**Requirements:** Rewrite every entry below, substituting "bounding box" for "bbox" and leaving everything else unchanged.

━━ Records to process ━━

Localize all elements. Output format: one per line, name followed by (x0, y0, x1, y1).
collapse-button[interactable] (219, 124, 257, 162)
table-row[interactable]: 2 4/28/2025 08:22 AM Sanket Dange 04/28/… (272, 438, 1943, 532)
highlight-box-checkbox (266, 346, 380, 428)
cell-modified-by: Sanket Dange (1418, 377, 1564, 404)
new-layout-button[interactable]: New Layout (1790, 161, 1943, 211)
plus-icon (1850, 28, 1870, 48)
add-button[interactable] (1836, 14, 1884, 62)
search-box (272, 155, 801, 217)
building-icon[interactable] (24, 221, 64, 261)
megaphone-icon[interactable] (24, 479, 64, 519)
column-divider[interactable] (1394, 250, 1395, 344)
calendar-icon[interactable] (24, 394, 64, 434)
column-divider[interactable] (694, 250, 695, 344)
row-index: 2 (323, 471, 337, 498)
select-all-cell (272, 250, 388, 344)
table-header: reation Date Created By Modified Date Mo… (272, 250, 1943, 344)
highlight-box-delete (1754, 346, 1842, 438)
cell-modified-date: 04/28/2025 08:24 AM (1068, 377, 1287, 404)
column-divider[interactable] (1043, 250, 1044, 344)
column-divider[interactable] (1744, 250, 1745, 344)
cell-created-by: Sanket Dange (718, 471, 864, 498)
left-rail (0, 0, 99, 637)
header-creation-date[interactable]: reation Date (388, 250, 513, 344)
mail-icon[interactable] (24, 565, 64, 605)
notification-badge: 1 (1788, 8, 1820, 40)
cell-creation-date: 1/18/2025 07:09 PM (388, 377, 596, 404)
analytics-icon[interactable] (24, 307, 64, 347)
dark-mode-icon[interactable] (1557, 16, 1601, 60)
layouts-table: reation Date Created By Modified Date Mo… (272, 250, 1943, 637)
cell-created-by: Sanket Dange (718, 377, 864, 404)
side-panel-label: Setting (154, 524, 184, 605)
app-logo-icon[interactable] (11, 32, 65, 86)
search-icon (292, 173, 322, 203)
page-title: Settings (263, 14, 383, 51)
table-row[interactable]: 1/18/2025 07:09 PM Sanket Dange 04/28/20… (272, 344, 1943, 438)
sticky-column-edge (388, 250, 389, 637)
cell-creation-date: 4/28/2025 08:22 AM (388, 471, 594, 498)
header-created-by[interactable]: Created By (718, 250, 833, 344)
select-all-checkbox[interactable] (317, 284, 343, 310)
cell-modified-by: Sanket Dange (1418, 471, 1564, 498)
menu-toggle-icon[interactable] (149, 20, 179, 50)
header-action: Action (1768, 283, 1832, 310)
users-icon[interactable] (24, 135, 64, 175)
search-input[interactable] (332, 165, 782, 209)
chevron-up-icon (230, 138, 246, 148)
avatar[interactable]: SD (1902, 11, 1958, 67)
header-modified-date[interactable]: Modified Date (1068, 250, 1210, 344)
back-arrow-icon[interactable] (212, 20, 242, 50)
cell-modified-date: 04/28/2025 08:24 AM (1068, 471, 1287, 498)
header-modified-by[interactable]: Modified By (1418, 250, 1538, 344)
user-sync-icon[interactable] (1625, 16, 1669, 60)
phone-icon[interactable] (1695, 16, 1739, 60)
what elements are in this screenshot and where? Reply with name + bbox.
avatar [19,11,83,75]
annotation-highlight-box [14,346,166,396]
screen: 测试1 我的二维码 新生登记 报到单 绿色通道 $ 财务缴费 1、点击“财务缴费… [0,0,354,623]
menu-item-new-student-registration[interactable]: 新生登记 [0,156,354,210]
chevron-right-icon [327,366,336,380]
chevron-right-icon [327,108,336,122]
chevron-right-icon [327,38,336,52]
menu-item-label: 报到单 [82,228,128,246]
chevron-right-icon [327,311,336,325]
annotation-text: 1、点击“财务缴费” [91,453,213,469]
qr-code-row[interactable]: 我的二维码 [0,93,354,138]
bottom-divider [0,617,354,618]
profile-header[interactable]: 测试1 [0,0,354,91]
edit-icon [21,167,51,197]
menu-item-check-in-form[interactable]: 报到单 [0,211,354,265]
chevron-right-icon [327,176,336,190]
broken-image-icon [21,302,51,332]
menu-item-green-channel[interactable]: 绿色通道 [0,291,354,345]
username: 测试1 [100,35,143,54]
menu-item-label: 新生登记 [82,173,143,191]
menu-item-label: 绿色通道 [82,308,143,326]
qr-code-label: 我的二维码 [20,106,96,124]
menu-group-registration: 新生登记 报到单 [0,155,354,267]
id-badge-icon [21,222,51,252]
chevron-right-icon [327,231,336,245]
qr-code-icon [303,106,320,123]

━━━

**Result:**
Localize all elements. Output format: one per line, name followed by (x0, y0, x1, y1).
collapse-button[interactable] (219, 124, 257, 162)
table-row[interactable]: 2 4/28/2025 08:22 AM Sanket Dange 04/28/… (272, 438, 1943, 532)
highlight-box-checkbox (266, 346, 380, 428)
cell-modified-by: Sanket Dange (1418, 377, 1564, 404)
new-layout-button[interactable]: New Layout (1790, 161, 1943, 211)
plus-icon (1850, 28, 1870, 48)
add-button[interactable] (1836, 14, 1884, 62)
search-box (272, 155, 801, 217)
building-icon[interactable] (24, 221, 64, 261)
megaphone-icon[interactable] (24, 479, 64, 519)
column-divider[interactable] (1394, 250, 1395, 344)
calendar-icon[interactable] (24, 394, 64, 434)
column-divider[interactable] (694, 250, 695, 344)
row-index: 2 (323, 471, 337, 498)
select-all-cell (272, 250, 388, 344)
table-header: reation Date Created By Modified Date Mo… (272, 250, 1943, 344)
highlight-box-delete (1754, 346, 1842, 438)
cell-modified-date: 04/28/2025 08:24 AM (1068, 377, 1287, 404)
column-divider[interactable] (1043, 250, 1044, 344)
column-divider[interactable] (1744, 250, 1745, 344)
cell-created-by: Sanket Dange (718, 471, 864, 498)
left-rail (0, 0, 99, 637)
header-creation-date[interactable]: reation Date (388, 250, 513, 344)
mail-icon[interactable] (24, 565, 64, 605)
notification-badge: 1 (1788, 8, 1820, 40)
cell-creation-date: 1/18/2025 07:09 PM (388, 377, 596, 404)
analytics-icon[interactable] (24, 307, 64, 347)
dark-mode-icon[interactable] (1557, 16, 1601, 60)
layouts-table: reation Date Created By Modified Date Mo… (272, 250, 1943, 637)
cell-created-by: Sanket Dange (718, 377, 864, 404)
side-panel-label: Setting (154, 524, 184, 605)
app-logo-icon[interactable] (11, 32, 65, 86)
search-icon (292, 173, 322, 203)
page-title: Settings (263, 14, 383, 51)
table-row[interactable]: 1/18/2025 07:09 PM Sanket Dange 04/28/20… (272, 344, 1943, 438)
sticky-column-edge (388, 250, 389, 637)
cell-creation-date: 4/28/2025 08:22 AM (388, 471, 594, 498)
header-created-by[interactable]: Created By (718, 250, 833, 344)
select-all-checkbox[interactable] (317, 284, 343, 310)
cell-modified-by: Sanket Dange (1418, 471, 1564, 498)
menu-toggle-icon[interactable] (149, 20, 179, 50)
header-action: Action (1768, 283, 1832, 310)
users-icon[interactable] (24, 135, 64, 175)
search-input[interactable] (332, 165, 782, 209)
chevron-up-icon (230, 138, 246, 148)
avatar[interactable]: SD (1902, 11, 1958, 67)
header-modified-date[interactable]: Modified Date (1068, 250, 1210, 344)
back-arrow-icon[interactable] (212, 20, 242, 50)
cell-modified-date: 04/28/2025 08:24 AM (1068, 471, 1287, 498)
header-modified-by[interactable]: Modified By (1418, 250, 1538, 344)
user-sync-icon[interactable] (1625, 16, 1669, 60)
phone-icon[interactable] (1695, 16, 1739, 60)
what elements are in this screenshot and where? Reply with name + bounding box.
avatar [19,11,83,75]
annotation-highlight-box [14,346,166,396]
screen: 测试1 我的二维码 新生登记 报到单 绿色通道 $ 财务缴费 1、点击“财务缴费… [0,0,354,623]
menu-item-new-student-registration[interactable]: 新生登记 [0,156,354,210]
chevron-right-icon [327,366,336,380]
chevron-right-icon [327,108,336,122]
chevron-right-icon [327,38,336,52]
menu-item-label: 报到单 [82,228,128,246]
chevron-right-icon [327,311,336,325]
annotation-text: 1、点击“财务缴费” [91,453,213,469]
qr-code-row[interactable]: 我的二维码 [0,93,354,138]
bottom-divider [0,617,354,618]
profile-header[interactable]: 测试1 [0,0,354,91]
edit-icon [21,167,51,197]
menu-item-check-in-form[interactable]: 报到单 [0,211,354,265]
chevron-right-icon [327,176,336,190]
broken-image-icon [21,302,51,332]
menu-item-green-channel[interactable]: 绿色通道 [0,291,354,345]
username: 测试1 [100,35,143,54]
menu-item-label: 新生登记 [82,173,143,191]
menu-item-label: 绿色通道 [82,308,143,326]
qr-code-label: 我的二维码 [20,106,96,124]
menu-group-registration: 新生登记 报到单 [0,155,354,267]
id-badge-icon [21,222,51,252]
chevron-right-icon [327,231,336,245]
qr-code-icon [303,106,320,123]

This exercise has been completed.